> [EXERCISE PROMPT]
Replace "kantina" with "prodejna" in the lines, beginning at the line that has "section-heading: Vězeňská kantina." and stopping after the line that has "paragraph: 62. Korespondenci". Give back only those lines, with everything else left unchanged.

▶

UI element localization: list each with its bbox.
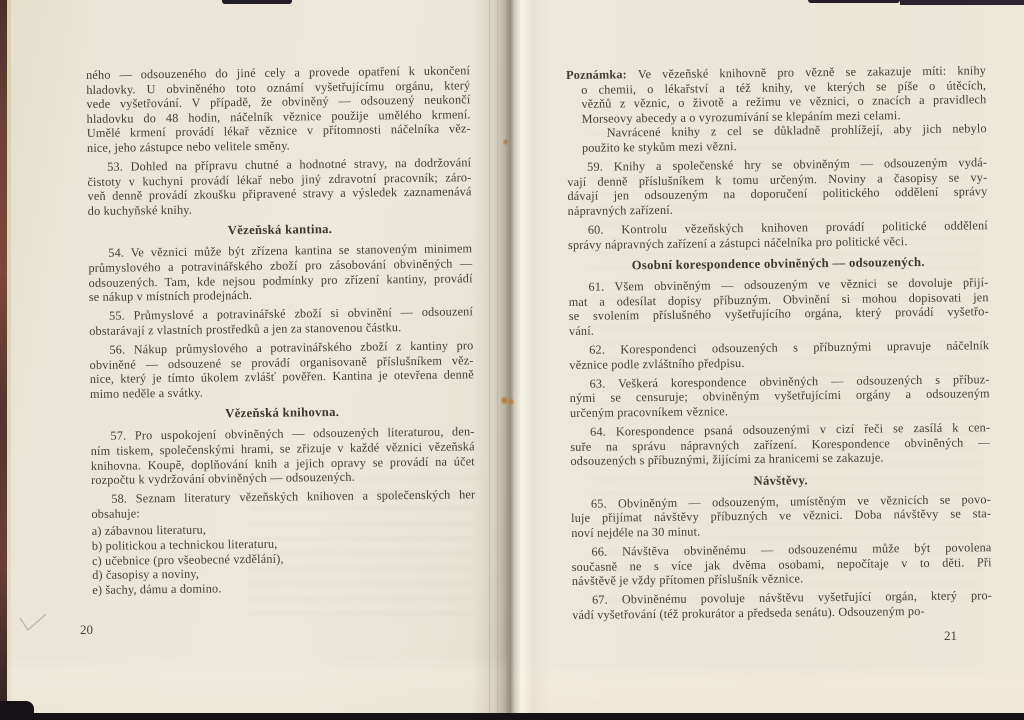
section-heading: Vězeňská kantina. — [88, 221, 472, 241]
book-page-block-edge — [0, 0, 7, 720]
paragraph: 58. Seznam literatury vězeňských knihove… — [91, 488, 475, 522]
paragraph: 59. Knihy a společenské hry se obviněným… — [567, 155, 988, 218]
paragraph: 54. Ve věznici může být zřízena kantina … — [88, 242, 473, 305]
paragraph: ného — odsouzeného do jiné cely a proved… — [86, 63, 471, 155]
page-number-left: 20 — [80, 622, 93, 638]
underlying-page-edge — [497, 0, 498, 713]
section-heading: Vězeňská knihovna. — [90, 404, 474, 424]
page-bottom-edge — [7, 656, 508, 713]
paragraph: 62. Korespondenci odsouzených s příbuzný… — [569, 338, 989, 372]
paragraph: 61. Všem obviněným — odsouzeným ve vězni… — [568, 275, 989, 338]
book-scan: ného — odsouzeného do jiné cely a proved… — [0, 0, 1024, 720]
underlying-page-edge — [489, 0, 490, 713]
section-heading: Osobní korespondence obviněných — odsouz… — [568, 254, 988, 274]
background-strip — [0, 713, 1024, 720]
paragraph: 60. Kontrolu vězeňských knihoven provádí… — [568, 218, 988, 252]
paragraph: 55. Průmyslové a potravinářské zboží si … — [89, 305, 473, 339]
note-paragraph: Navrácené knihy z cel se důkladně prohlí… — [567, 122, 987, 156]
paragraph: 66. Návštěva obviněnému — odsouzenému mů… — [571, 540, 991, 589]
left-page-text: ného — odsouzeného do jiné cely a proved… — [86, 63, 476, 597]
right-page-text: Poznámka: Ve vězeňské knihovně pro vězně… — [566, 63, 992, 622]
paragraph: 64. Korespondence psaná odsouzenými v ci… — [570, 420, 990, 469]
stain — [501, 396, 508, 405]
paragraph: 56. Nákup průmyslového a potravinářského… — [89, 338, 474, 401]
pencil-check-mark — [16, 608, 50, 634]
paragraph: 65. Obviněným — odsouzeným, umístěným ve… — [571, 492, 991, 541]
note-label: Poznámka: — [566, 67, 638, 82]
stain — [503, 139, 508, 145]
paragraph: 63. Veškerá korespondence obviněných — o… — [570, 372, 990, 421]
page-bottom-edge — [508, 664, 1024, 713]
list: a) zábavnou literaturu,b) politickou a t… — [92, 520, 477, 598]
paragraph: 57. Pro uspokojení obviněných — odsouzen… — [90, 425, 475, 488]
paragraph: 67. Obviněnému povoluje návštěvu vyšetřu… — [572, 589, 992, 623]
section-heading: Návštěvy. — [571, 471, 991, 491]
paragraph: 53. Dohled na přípravu chutné a hodnotné… — [87, 155, 472, 218]
note: Poznámka: Ve vězeňské knihovně pro vězně… — [566, 63, 987, 126]
stain — [508, 398, 514, 406]
page-number-right: 21 — [944, 628, 957, 644]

◀

> [EXERCISE SOLUTION]
section-heading: Vězeňská prodejna. — [88, 221, 472, 241]
book-page-block-edge — [0, 0, 7, 720]
paragraph: 58. Seznam literatury vězeňských knihove… — [91, 488, 475, 522]
paragraph: 59. Knihy a společenské hry se obviněným… — [567, 155, 988, 218]
paragraph: 54. Ve věznici může být zřízena prodejna … — [88, 242, 473, 305]
paragraph: ného — odsouzeného do jiné cely a proved… — [86, 63, 471, 155]
page-number-left: 20 — [80, 622, 93, 638]
underlying-page-edge — [497, 0, 498, 713]
section-heading: Vězeňská knihovna. — [90, 404, 474, 424]
page-bottom-edge — [7, 656, 508, 713]
paragraph: 62. Korespondenci odsouzených s příbuzný… — [569, 338, 989, 372]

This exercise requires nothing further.